Task instructions:
Pictures do not belong in the copy. Return all of the entries exactly.

(Records from a collection)
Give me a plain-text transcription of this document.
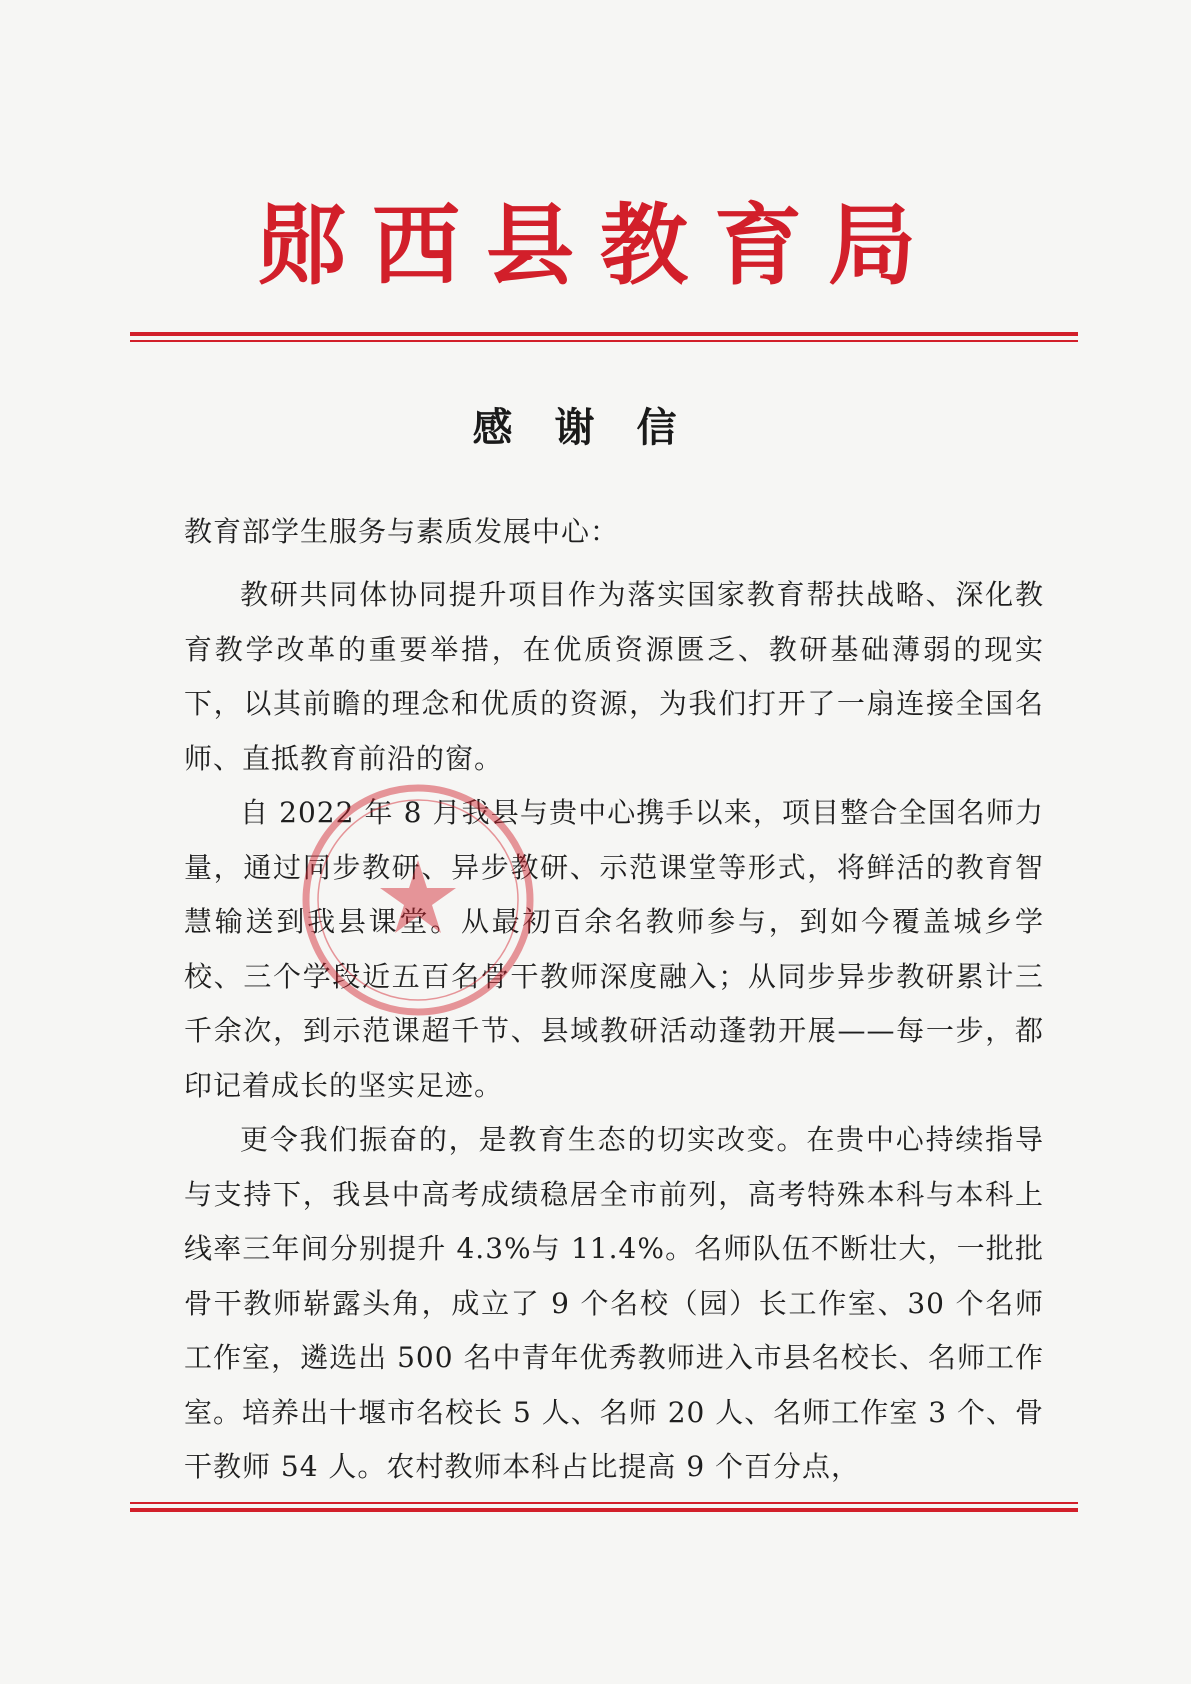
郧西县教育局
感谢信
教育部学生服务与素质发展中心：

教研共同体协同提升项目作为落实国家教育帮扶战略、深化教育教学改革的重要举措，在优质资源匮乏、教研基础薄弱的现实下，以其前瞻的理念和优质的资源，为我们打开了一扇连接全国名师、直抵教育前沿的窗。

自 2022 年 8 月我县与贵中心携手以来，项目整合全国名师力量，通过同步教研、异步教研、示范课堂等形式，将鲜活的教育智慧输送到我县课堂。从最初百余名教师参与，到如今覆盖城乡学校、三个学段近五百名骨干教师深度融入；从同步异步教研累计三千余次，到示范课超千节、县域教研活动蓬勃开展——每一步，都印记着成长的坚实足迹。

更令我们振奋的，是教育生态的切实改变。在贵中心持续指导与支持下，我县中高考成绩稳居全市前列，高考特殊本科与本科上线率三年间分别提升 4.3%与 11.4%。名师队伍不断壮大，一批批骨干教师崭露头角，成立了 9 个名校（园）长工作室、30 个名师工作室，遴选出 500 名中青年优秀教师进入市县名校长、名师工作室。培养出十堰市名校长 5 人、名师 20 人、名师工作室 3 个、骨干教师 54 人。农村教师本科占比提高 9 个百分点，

Problem solution:
Give me a plain-text transcription of this document.
郧西县教育局
感谢信
教育部学生服务与素质发展中心：

教研共同体协同提升项目作为落实国家教育帮扶战略、深化教育教学改革的重要举措，在优质资源匮乏、教研基础薄弱的现实下，以其前瞻的理念和优质的资源，为我们打开了一扇连接全国名师、直抵教育前沿的窗。

自 2022 年 8 月我县与贵中心携手以来，项目整合全国名师力量，通过同步教研、异步教研、示范课堂等形式，将鲜活的教育智慧输送到我县课堂。从最初百余名教师参与，到如今覆盖城乡学校、三个学段近五百名骨干教师深度融入；从同步异步教研累计三千余次，到示范课超千节、县域教研活动蓬勃开展——每一步，都印记着成长的坚实足迹。

更令我们振奋的，是教育生态的切实改变。在贵中心持续指导与支持下，我县中高考成绩稳居全市前列，高考特殊本科与本科上线率三年间分别提升 4.3%与 11.4%。名师队伍不断壮大，一批批骨干教师崭露头角，成立了 9 个名校（园）长工作室、30 个名师工作室，遴选出 500 名中青年优秀教师进入市县名校长、名师工作室。培养出十堰市名校长 5 人、名师 20 人、名师工作室 3 个、骨干教师 54 人。农村教师本科占比提高 9 个百分点，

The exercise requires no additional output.